(Dataset entries)

═══

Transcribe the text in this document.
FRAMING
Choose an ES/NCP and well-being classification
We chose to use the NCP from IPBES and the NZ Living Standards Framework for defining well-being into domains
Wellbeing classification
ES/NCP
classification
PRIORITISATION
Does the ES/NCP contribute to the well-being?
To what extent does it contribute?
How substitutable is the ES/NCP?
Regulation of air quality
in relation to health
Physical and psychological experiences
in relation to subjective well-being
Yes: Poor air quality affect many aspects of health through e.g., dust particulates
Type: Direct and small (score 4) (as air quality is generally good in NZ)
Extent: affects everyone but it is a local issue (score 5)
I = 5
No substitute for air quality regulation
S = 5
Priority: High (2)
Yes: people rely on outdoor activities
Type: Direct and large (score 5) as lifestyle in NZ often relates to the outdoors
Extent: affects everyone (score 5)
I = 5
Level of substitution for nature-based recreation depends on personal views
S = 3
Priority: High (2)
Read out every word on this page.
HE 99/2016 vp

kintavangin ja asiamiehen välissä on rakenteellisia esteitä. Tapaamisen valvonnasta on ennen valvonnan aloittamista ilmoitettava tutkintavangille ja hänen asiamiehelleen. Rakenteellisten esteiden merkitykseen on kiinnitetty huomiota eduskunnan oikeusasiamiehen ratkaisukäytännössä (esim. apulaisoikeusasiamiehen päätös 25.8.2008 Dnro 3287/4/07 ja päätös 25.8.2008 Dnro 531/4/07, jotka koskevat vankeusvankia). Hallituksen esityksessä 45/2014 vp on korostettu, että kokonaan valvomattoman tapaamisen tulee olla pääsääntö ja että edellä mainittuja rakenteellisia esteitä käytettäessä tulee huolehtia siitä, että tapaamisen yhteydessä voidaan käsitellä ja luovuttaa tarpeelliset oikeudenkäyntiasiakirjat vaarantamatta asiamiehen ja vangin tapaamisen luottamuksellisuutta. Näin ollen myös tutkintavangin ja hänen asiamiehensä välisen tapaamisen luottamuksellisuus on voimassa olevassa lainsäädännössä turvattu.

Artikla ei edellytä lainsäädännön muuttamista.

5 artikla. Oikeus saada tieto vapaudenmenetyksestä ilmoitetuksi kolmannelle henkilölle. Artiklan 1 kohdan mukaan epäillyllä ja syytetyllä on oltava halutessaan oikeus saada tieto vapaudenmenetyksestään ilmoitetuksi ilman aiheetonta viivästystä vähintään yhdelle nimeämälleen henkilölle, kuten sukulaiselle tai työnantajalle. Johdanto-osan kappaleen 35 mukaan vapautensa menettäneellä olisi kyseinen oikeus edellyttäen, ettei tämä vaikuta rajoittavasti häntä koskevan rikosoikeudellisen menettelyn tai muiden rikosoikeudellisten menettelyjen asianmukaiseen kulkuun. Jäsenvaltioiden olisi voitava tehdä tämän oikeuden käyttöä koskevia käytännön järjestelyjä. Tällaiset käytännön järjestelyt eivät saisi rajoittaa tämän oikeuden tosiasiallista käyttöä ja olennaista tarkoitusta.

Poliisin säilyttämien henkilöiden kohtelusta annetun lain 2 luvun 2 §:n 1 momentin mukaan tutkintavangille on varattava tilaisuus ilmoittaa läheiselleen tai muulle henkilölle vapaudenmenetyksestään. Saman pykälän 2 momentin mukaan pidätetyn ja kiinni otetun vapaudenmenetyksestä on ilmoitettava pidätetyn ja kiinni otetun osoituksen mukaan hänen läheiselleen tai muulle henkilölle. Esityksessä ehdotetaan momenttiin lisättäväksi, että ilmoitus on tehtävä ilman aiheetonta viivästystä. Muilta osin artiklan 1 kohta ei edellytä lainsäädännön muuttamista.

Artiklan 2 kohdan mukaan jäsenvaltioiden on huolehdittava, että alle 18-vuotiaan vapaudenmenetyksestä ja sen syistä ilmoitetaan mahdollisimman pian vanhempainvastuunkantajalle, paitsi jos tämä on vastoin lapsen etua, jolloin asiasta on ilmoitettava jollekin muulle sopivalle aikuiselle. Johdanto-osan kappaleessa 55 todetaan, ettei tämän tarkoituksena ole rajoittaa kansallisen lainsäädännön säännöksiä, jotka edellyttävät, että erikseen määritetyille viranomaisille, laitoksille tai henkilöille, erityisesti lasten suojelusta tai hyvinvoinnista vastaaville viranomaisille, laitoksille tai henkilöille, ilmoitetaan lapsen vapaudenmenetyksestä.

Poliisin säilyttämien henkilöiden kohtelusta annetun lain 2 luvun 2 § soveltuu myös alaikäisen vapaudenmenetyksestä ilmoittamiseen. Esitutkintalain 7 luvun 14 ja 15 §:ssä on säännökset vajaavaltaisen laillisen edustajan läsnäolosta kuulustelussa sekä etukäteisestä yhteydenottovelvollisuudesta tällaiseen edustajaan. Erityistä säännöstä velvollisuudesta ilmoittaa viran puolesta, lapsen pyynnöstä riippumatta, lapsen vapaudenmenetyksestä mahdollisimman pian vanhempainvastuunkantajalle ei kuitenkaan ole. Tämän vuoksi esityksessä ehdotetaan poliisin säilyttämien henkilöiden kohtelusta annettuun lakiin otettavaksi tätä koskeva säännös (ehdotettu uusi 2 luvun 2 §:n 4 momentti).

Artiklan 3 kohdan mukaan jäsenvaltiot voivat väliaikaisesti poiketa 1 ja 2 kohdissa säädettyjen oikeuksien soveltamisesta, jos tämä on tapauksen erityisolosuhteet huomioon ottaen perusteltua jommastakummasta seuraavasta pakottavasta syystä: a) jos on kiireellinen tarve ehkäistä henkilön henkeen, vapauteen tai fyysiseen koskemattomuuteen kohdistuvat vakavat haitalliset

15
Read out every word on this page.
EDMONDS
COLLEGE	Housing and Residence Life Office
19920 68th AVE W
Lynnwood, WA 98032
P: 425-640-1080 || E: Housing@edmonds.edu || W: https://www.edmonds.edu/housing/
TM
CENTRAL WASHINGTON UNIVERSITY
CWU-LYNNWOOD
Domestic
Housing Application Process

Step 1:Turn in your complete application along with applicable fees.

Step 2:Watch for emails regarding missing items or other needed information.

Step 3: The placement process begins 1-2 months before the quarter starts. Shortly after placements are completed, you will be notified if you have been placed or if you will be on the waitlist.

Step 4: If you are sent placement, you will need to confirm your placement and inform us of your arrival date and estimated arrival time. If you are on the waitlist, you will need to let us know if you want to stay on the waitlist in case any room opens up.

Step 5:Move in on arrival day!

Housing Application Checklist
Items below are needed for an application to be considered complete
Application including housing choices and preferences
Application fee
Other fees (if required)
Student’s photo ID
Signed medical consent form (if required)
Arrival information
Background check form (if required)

═══

OBJECTIVE - Count the lines of the data that include the string "waitlist", and give only that number.

RIGHT ANSWER - 2